AIM ▸ The entries below are to be repeated exactly as they stand.

DATA RECORDS ▸
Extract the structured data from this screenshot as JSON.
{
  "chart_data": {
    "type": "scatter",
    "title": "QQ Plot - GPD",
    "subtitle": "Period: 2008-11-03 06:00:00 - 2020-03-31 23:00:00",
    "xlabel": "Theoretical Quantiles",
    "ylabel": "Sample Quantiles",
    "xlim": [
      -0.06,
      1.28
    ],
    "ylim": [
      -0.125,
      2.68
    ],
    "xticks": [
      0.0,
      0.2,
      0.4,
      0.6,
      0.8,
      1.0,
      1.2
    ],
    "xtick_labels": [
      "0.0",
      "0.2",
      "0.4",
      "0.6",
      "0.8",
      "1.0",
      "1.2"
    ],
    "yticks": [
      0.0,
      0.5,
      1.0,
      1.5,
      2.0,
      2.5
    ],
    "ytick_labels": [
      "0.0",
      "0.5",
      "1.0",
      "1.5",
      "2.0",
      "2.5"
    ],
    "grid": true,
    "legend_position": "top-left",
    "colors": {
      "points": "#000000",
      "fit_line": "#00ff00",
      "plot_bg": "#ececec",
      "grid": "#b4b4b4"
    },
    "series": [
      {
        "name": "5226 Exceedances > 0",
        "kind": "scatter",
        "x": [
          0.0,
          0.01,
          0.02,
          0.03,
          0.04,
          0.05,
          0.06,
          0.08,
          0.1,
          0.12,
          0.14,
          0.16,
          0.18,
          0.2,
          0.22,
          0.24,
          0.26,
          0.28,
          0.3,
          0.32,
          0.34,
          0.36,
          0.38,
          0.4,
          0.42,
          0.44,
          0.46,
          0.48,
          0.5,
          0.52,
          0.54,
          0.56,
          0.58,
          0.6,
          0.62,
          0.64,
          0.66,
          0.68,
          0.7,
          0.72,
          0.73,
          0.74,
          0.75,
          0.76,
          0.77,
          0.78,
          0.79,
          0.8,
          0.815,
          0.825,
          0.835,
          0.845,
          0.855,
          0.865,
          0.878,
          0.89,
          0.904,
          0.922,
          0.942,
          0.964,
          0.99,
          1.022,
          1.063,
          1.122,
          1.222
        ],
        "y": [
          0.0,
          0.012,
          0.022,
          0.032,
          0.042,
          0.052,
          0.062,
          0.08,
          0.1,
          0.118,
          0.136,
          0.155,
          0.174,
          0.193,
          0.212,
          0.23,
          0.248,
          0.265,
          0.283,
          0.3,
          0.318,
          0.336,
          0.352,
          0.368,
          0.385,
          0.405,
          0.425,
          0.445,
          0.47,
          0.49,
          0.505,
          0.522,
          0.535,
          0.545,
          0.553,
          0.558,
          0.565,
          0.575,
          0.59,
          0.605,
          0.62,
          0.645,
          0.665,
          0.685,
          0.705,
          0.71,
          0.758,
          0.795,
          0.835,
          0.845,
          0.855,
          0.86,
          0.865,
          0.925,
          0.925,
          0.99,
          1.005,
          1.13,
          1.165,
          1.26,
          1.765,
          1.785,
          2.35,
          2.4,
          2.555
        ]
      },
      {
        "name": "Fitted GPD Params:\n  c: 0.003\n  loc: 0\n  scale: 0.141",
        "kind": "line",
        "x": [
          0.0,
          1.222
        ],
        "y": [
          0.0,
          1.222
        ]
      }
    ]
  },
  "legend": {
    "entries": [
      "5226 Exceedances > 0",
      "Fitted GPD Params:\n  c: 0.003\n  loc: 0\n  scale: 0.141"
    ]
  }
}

TASK ANSWER ▸
Extract the structured data from this screenshot as JSON.
{
  "chart_data": {
    "type": "scatter",
    "title": "QQ Plot - GPD",
    "subtitle": "Period: 2008-11-03 06:00:00 - 2020-03-31 23:00:00",
    "xlabel": "Theoretical Quantiles",
    "ylabel": "Sample Quantiles",
    "xlim": [
      -0.06,
      1.28
    ],
    "ylim": [
      -0.125,
      2.68
    ],
    "xticks": [
      0.0,
      0.2,
      0.4,
      0.6,
      0.8,
      1.0,
      1.2
    ],
    "xtick_labels": [
      "0.0",
      "0.2",
      "0.4",
      "0.6",
      "0.8",
      "1.0",
      "1.2"
    ],
    "yticks": [
      0.0,
      0.5,
      1.0,
      1.5,
      2.0,
      2.5
    ],
    "ytick_labels": [
      "0.0",
      "0.5",
      "1.0",
      "1.5",
      "2.0",
      "2.5"
    ],
    "grid": true,
    "legend_position": "top-left",
    "colors": {
      "points": "#000000",
      "fit_line": "#00ff00",
      "plot_bg": "#ececec",
      "grid": "#b4b4b4"
    },
    "series": [
      {
        "name": "5226 Exceedances > 0",
        "kind": "scatter",
        "x": [
          0.0,
          0.01,
          0.02,
          0.03,
          0.04,
          0.05,
          0.06,
          0.08,
          0.1,
          0.12,
          0.14,
          0.16,
          0.18,
          0.2,
          0.22,
          0.24,
          0.26,
          0.28,
          0.3,
          0.32,
          0.34,
          0.36,
          0.38,
          0.4,
          0.42,
          0.44,
          0.46,
          0.48,
          0.5,
          0.52,
          0.54,
          0.56,
          0.58,
          0.6,
          0.62,
          0.64,
          0.66,
          0.68,
          0.7,
          0.72,
          0.73,
          0.74,
          0.75,
          0.76,
          0.77,
          0.78,
          0.79,
          0.8,
          0.815,
          0.825,
          0.835,
          0.845,
          0.855,
          0.865,
          0.878,
          0.89,
          0.904,
          0.922,
          0.942,
          0.964,
          0.99,
          1.022,
          1.063,
          1.122,
          1.222
        ],
        "y": [
          0.0,
          0.012,
          0.022,
          0.032,
          0.042,
          0.052,
          0.062,
          0.08,
          0.1,
          0.118,
          0.136,
          0.155,
          0.174,
          0.193,
          0.212,
          0.23,
          0.248,
          0.265,
          0.283,
          0.3,
          0.318,
          0.336,
          0.352,
          0.368,
          0.385,
          0.405,
          0.425,
          0.445,
          0.47,
          0.49,
          0.505,
          0.522,
          0.535,
          0.545,
          0.553,
          0.558,
          0.565,
          0.575,
          0.59,
          0.605,
          0.62,
          0.645,
          0.665,
          0.685,
          0.705,
          0.71,
          0.758,
          0.795,
          0.835,
          0.845,
          0.855,
          0.86,
          0.865,
          0.925,
          0.925,
          0.99,
          1.005,
          1.13,
          1.165,
          1.26,
          1.765,
          1.785,
          2.35,
          2.4,
          2.555
        ]
      },
      {
        "name": "Fitted GPD Params:\n  c: 0.003\n  loc: 0\n  scale: 0.141",
        "kind": "line",
        "x": [
          0.0,
          1.222
        ],
        "y": [
          0.0,
          1.222
        ]
      }
    ]
  },
  "legend": {
    "entries": [
      "5226 Exceedances > 0",
      "Fitted GPD Params:\n  c: 0.003\n  loc: 0\n  scale: 0.141"
    ]
  }
}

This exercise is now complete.